Raw records>
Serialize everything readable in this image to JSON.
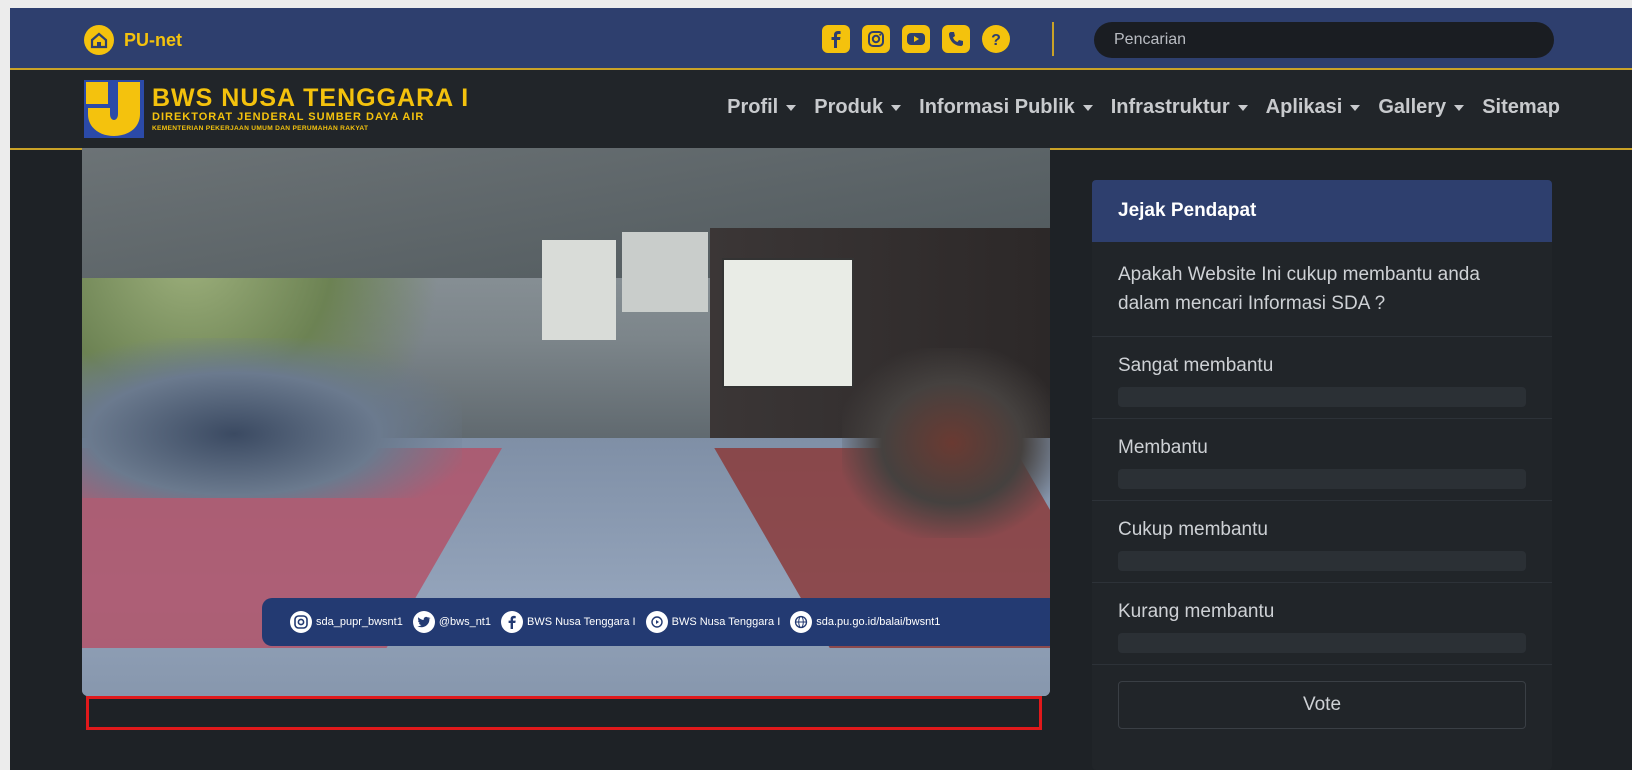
{
  "topbar": {
    "brand": "PU-net",
    "social_icons": [
      "facebook-icon",
      "instagram-icon",
      "youtube-icon",
      "phone-icon",
      "help-icon"
    ],
    "search_placeholder": "Pencarian"
  },
  "navbar": {
    "logo_title": "BWS NUSA TENGGARA I",
    "logo_subtitle": "DIREKTORAT JENDERAL SUMBER DAYA AIR",
    "logo_subtitle2": "KEMENTERIAN PEKERJAAN UMUM DAN PERUMAHAN RAKYAT",
    "menu": [
      {
        "label": "Profil",
        "dropdown": true
      },
      {
        "label": "Produk",
        "dropdown": true
      },
      {
        "label": "Informasi Publik",
        "dropdown": true
      },
      {
        "label": "Infrastruktur",
        "dropdown": true
      },
      {
        "label": "Aplikasi",
        "dropdown": true
      },
      {
        "label": "Gallery",
        "dropdown": true
      },
      {
        "label": "Sitemap",
        "dropdown": false
      }
    ]
  },
  "photo_overlay": {
    "instagram": "sda_pupr_bwsnt1",
    "twitter": "@bws_nt1",
    "facebook": "BWS Nusa Tenggara I",
    "youtube": "BWS Nusa Tenggara I",
    "website": "sda.pu.go.id/balai/bwsnt1"
  },
  "caption": "",
  "poll": {
    "title": "Jejak Pendapat",
    "question": "Apakah Website Ini cukup membantu anda dalam mencari Informasi SDA ?",
    "options": [
      {
        "label": "Sangat membantu",
        "percent": 0
      },
      {
        "label": "Membantu",
        "percent": 0
      },
      {
        "label": "Cukup membantu",
        "percent": 0
      },
      {
        "label": "Kurang membantu",
        "percent": 0
      }
    ],
    "vote_label": "Vote"
  },
  "colors": {
    "accent": "#f4c20d",
    "header_blue": "#2e3f6e",
    "background": "#1e2226",
    "highlight": "#e0191b"
  }
}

What to do>
Make a list of all lines in the data that contain "instagram".

Result of this exercise>
      "instagram-icon",
    "instagram": "sda_pupr_bwsnt1",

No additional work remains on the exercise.